Return the listing below unchanged, minus its pictures.

Figure contents as structured data
----------

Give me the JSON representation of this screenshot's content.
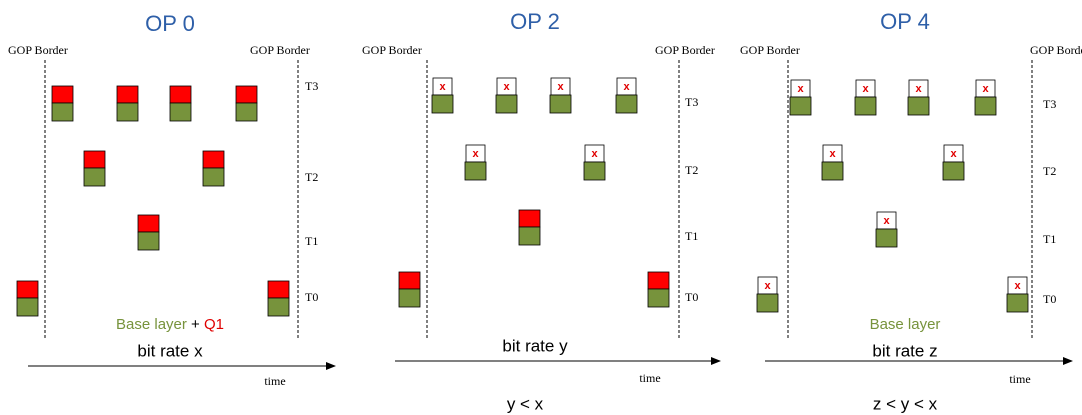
{
  "drop_mark": "x",
  "panels": [
    {
      "title": "OP 0",
      "left_border": "GOP Border",
      "right_border": "GOP Border",
      "layers": [
        "T3",
        "T2",
        "T1",
        "T0"
      ],
      "caption": [
        "Base layer",
        "+",
        "Q1"
      ],
      "bitrate": "bit rate x",
      "time": "time"
    },
    {
      "title": "OP 2",
      "left_border": "GOP Border",
      "right_border": "GOP Border",
      "layers": [
        "T3",
        "T2",
        "T1",
        "T0"
      ],
      "bitrate": "bit rate y",
      "time": "time",
      "comparison": "y < x"
    },
    {
      "title": "OP 4",
      "left_border": "GOP Border",
      "right_border": "GOP Border",
      "layers": [
        "T3",
        "T2",
        "T1",
        "T0"
      ],
      "caption": [
        "Base layer"
      ],
      "bitrate": "bit rate z",
      "time": "time",
      "comparison": "z < y < x"
    }
  ]
}
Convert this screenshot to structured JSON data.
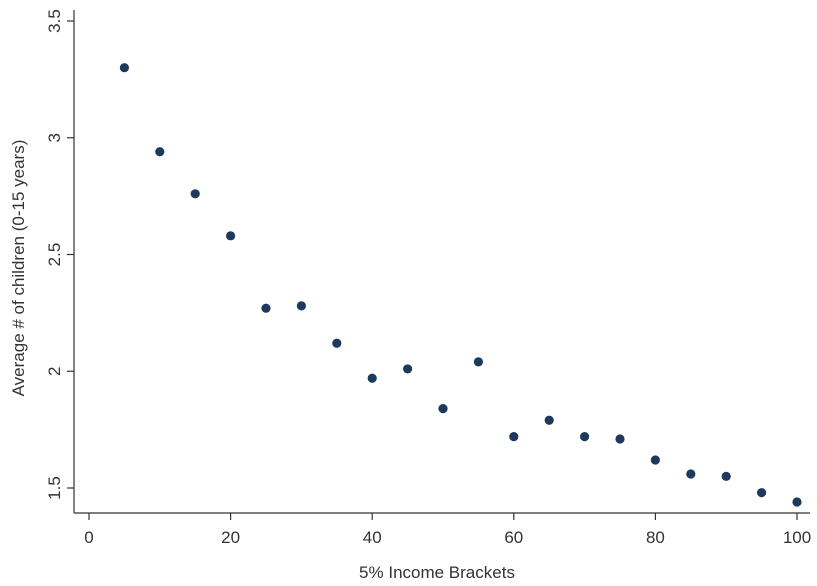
{
  "chart_data": {
    "type": "scatter",
    "title": "",
    "xlabel": "5% Income Brackets",
    "ylabel": "Average # of children (0-15 years)",
    "xlim": [
      0,
      100
    ],
    "ylim": [
      1.43,
      3.5
    ],
    "xticks": [
      0,
      20,
      40,
      60,
      80,
      100
    ],
    "xtick_labels": [
      "0",
      "20",
      "40",
      "60",
      "80",
      "100"
    ],
    "yticks": [
      1.5,
      2,
      2.5,
      3,
      3.5
    ],
    "ytick_labels": [
      "1.5",
      "2",
      "2.5",
      "3",
      "3.5"
    ],
    "grid": false,
    "legend": "none",
    "marker_color": "#1d3a5c",
    "series": [
      {
        "x": [
          5,
          10,
          15,
          20,
          25,
          30,
          35,
          40,
          45,
          50,
          55,
          60,
          65,
          70,
          75,
          80,
          85,
          90,
          95,
          100
        ],
        "y": [
          3.3,
          2.94,
          2.76,
          2.58,
          2.27,
          2.28,
          2.12,
          1.97,
          2.01,
          1.84,
          2.04,
          1.72,
          1.79,
          1.72,
          1.71,
          1.62,
          1.56,
          1.55,
          1.48,
          1.44
        ]
      }
    ]
  }
}
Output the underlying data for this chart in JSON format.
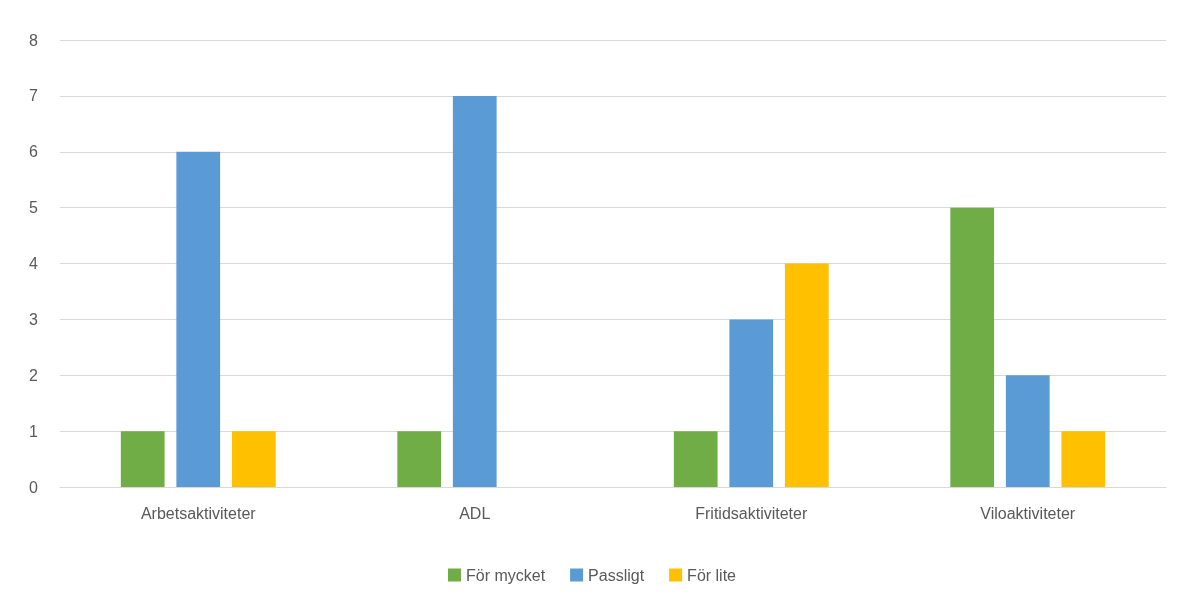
{
  "chart_data": {
    "type": "bar",
    "categories": [
      "Arbetsaktiviteter",
      "ADL",
      "Fritidsaktiviteter",
      "Viloaktiviteter"
    ],
    "series": [
      {
        "name": "För mycket",
        "color": "#70ad47",
        "values": [
          1,
          1,
          1,
          5
        ]
      },
      {
        "name": "Passligt",
        "color": "#5b9bd5",
        "values": [
          6,
          7,
          3,
          2
        ]
      },
      {
        "name": "För lite",
        "color": "#ffc000",
        "values": [
          1,
          0,
          4,
          1
        ]
      }
    ],
    "ylim": [
      0,
      8
    ],
    "yticks": [
      0,
      1,
      2,
      3,
      4,
      5,
      6,
      7,
      8
    ],
    "grid": "y",
    "legend": "bottom"
  }
}
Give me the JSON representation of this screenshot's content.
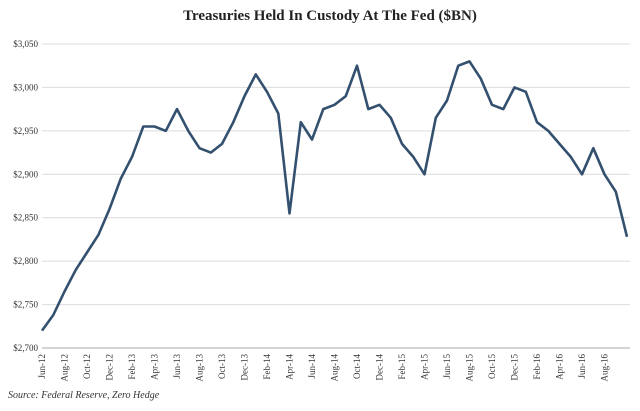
{
  "chart_data": {
    "type": "line",
    "title": "Treasuries Held In Custody At The Fed ($BN)",
    "source": "Source: Federal Reserve, Zero Hedge",
    "categories": [
      "Jun-12",
      null,
      "Aug-12",
      null,
      "Oct-12",
      null,
      "Dec-12",
      null,
      "Feb-13",
      null,
      "Apr-13",
      null,
      "Jun-13",
      null,
      "Aug-13",
      null,
      "Oct-13",
      null,
      "Dec-13",
      null,
      "Feb-14",
      null,
      "Apr-14",
      null,
      "Jun-14",
      null,
      "Aug-14",
      null,
      "Oct-14",
      null,
      "Dec-14",
      null,
      "Feb-15",
      null,
      "Apr-15",
      null,
      "Jun-15",
      null,
      "Aug-15",
      null,
      "Oct-15",
      null,
      "Dec-15",
      null,
      "Feb-16",
      null,
      "Apr-16",
      null,
      "Jun-16",
      null,
      "Aug-16",
      null,
      null
    ],
    "series": [
      {
        "name": "Treasuries Held In Custody",
        "color": "#34506f",
        "values": [
          2720,
          2738,
          2765,
          2790,
          2810,
          2830,
          2860,
          2895,
          2920,
          2955,
          2955,
          2950,
          2975,
          2950,
          2930,
          2925,
          2935,
          2960,
          2990,
          3015,
          2995,
          2970,
          2855,
          2960,
          2940,
          2975,
          2980,
          2990,
          3025,
          2975,
          2980,
          2965,
          2935,
          2920,
          2900,
          2965,
          2985,
          3025,
          3030,
          3010,
          2980,
          2975,
          3000,
          2995,
          2960,
          2950,
          2935,
          2920,
          2900,
          2930,
          2900,
          2880,
          2828
        ]
      }
    ],
    "ylim": [
      2700,
      3050
    ],
    "yticks": [
      {
        "value": 2700,
        "label": "$2,700"
      },
      {
        "value": 2750,
        "label": "$2,750"
      },
      {
        "value": 2800,
        "label": "$2,800"
      },
      {
        "value": 2850,
        "label": "$2,850"
      },
      {
        "value": 2900,
        "label": "$2,900"
      },
      {
        "value": 2950,
        "label": "$2,950"
      },
      {
        "value": 3000,
        "label": "$3,000"
      },
      {
        "value": 3050,
        "label": "$3,050"
      }
    ],
    "grid": true
  }
}
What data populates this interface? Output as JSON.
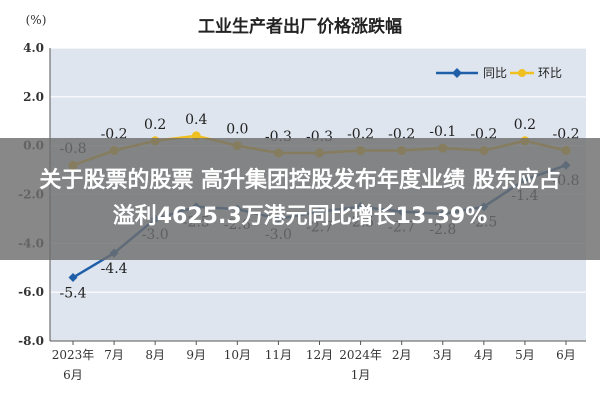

----------

**Written reply**
Give me the JSON representation of this screenshot's content.
{
  "drop_mark": "x",
  "panels": [
    {
      "title": "OP 0",
      "left_border": "GOP Border",
      "right_border": "GOP Border",
      "layers": [
        "T3",
        "T2",
        "T1",
        "T0"
      ],
      "caption": [
        "Base layer",
        "+",
        "Q1"
      ],
      "bitrate": "bit rate x",
      "time": "time"
    },
    {
      "title": "OP 2",
      "left_border": "GOP Border",
      "right_border": "GOP Border",
      "layers": [
        "T3",
        "T2",
        "T1",
        "T0"
      ],
      "bitrate": "bit rate y",
      "time": "time",
      "comparison": "y < x"
    },
    {
      "title": "OP 4",
      "left_border": "GOP Border",
      "right_border": "GOP Border",
      "layers": [
        "T3",
        "T2",
        "T1",
        "T0"
      ],
      "caption": [
        "Base layer"
      ],
      "bitrate": "bit rate z",
      "time": "time",
      "comparison": "z < y < x"
    }
  ]
}
Convert this screenshot to structured JSON data.
{
  "chart_data": {
    "type": "scatter",
    "title": "",
    "xlabel": "5% Income Brackets",
    "ylabel": "Average # of children (0-15 years)",
    "xlim": [
      0,
      100
    ],
    "ylim": [
      1.43,
      3.5
    ],
    "xticks": [
      0,
      20,
      40,
      60,
      80,
      100
    ],
    "xtick_labels": [
      "0",
      "20",
      "40",
      "60",
      "80",
      "100"
    ],
    "yticks": [
      1.5,
      2,
      2.5,
      3,
      3.5
    ],
    "ytick_labels": [
      "1.5",
      "2",
      "2.5",
      "3",
      "3.5"
    ],
    "grid": false,
    "legend": "none",
    "marker_color": "#1d3a5c",
    "series": [
      {
        "x": [
          5,
          10,
          15,
          20,
          25,
          30,
          35,
          40,
          45,
          50,
          55,
          60,
          65,
          70,
          75,
          80,
          85,
          90,
          95,
          100
        ],
        "y": [
          3.3,
          2.94,
          2.76,
          2.58,
          2.27,
          2.28,
          2.12,
          1.97,
          2.01,
          1.84,
          2.04,
          1.72,
          1.79,
          1.72,
          1.71,
          1.62,
          1.56,
          1.55,
          1.48,
          1.44
        ]
      }
    ]
  }
}
Output the underlying data for this chart in JSON format.
{
  "chart_data": {
    "type": "bar",
    "categories": [
      "Arbetsaktiviteter",
      "ADL",
      "Fritidsaktiviteter",
      "Viloaktiviteter"
    ],
    "series": [
      {
        "name": "För mycket",
        "color": "#70ad47",
        "values": [
          1,
          1,
          1,
          5
        ]
      },
      {
        "name": "Passligt",
        "color": "#5b9bd5",
        "values": [
          6,
          7,
          3,
          2
        ]
      },
      {
        "name": "För lite",
        "color": "#ffc000",
        "values": [
          1,
          0,
          4,
          1
        ]
      }
    ],
    "ylim": [
      0,
      8
    ],
    "yticks": [
      0,
      1,
      2,
      3,
      4,
      5,
      6,
      7,
      8
    ],
    "grid": "y",
    "legend": "bottom"
  }
}
Give me the JSON representation of this screenshot's content.
{
  "chart_data": {
    "type": "line",
    "title": "Treasuries Held In Custody At The Fed ($BN)",
    "source": "Source: Federal Reserve, Zero Hedge",
    "categories": [
      "Jun-12",
      null,
      "Aug-12",
      null,
      "Oct-12",
      null,
      "Dec-12",
      null,
      "Feb-13",
      null,
      "Apr-13",
      null,
      "Jun-13",
      null,
      "Aug-13",
      null,
      "Oct-13",
      null,
      "Dec-13",
      null,
      "Feb-14",
      null,
      "Apr-14",
      null,
      "Jun-14",
      null,
      "Aug-14",
      null,
      "Oct-14",
      null,
      "Dec-14",
      null,
      "Feb-15",
      null,
      "Apr-15",
      null,
      "Jun-15",
      null,
      "Aug-15",
      null,
      "Oct-15",
      null,
      "Dec-15",
      null,
      "Feb-16",
      null,
      "Apr-16",
      null,
      "Jun-16",
      null,
      "Aug-16",
      null,
      null
    ],
    "series": [
      {
        "name": "Treasuries Held In Custody",
        "color": "#34506f",
        "values": [
          2720,
          2738,
          2765,
          2790,
          2810,
          2830,
          2860,
          2895,
          2920,
          2955,
          2955,
          2950,
          2975,
          2950,
          2930,
          2925,
          2935,
          2960,
          2990,
          3015,
          2995,
          2970,
          2855,
          2960,
          2940,
          2975,
          2980,
          2990,
          3025,
          2975,
          2980,
          2965,
          2935,
          2920,
          2900,
          2965,
          2985,
          3025,
          3030,
          3010,
          2980,
          2975,
          3000,
          2995,
          2960,
          2950,
          2935,
          2920,
          2900,
          2930,
          2900,
          2880,
          2828
        ]
      }
    ],
    "ylim": [
      2700,
      3050
    ],
    "yticks": [
      {
        "value": 2700,
        "label": "$2,700"
      },
      {
        "value": 2750,
        "label": "$2,750"
      },
      {
        "value": 2800,
        "label": "$2,800"
      },
      {
        "value": 2850,
        "label": "$2,850"
      },
      {
        "value": 2900,
        "label": "$2,900"
      },
      {
        "value": 2950,
        "label": "$2,950"
      },
      {
        "value": 3000,
        "label": "$3,000"
      },
      {
        "value": 3050,
        "label": "$3,050"
      }
    ],
    "grid": true
  }
}
What data populates this interface? Output as JSON.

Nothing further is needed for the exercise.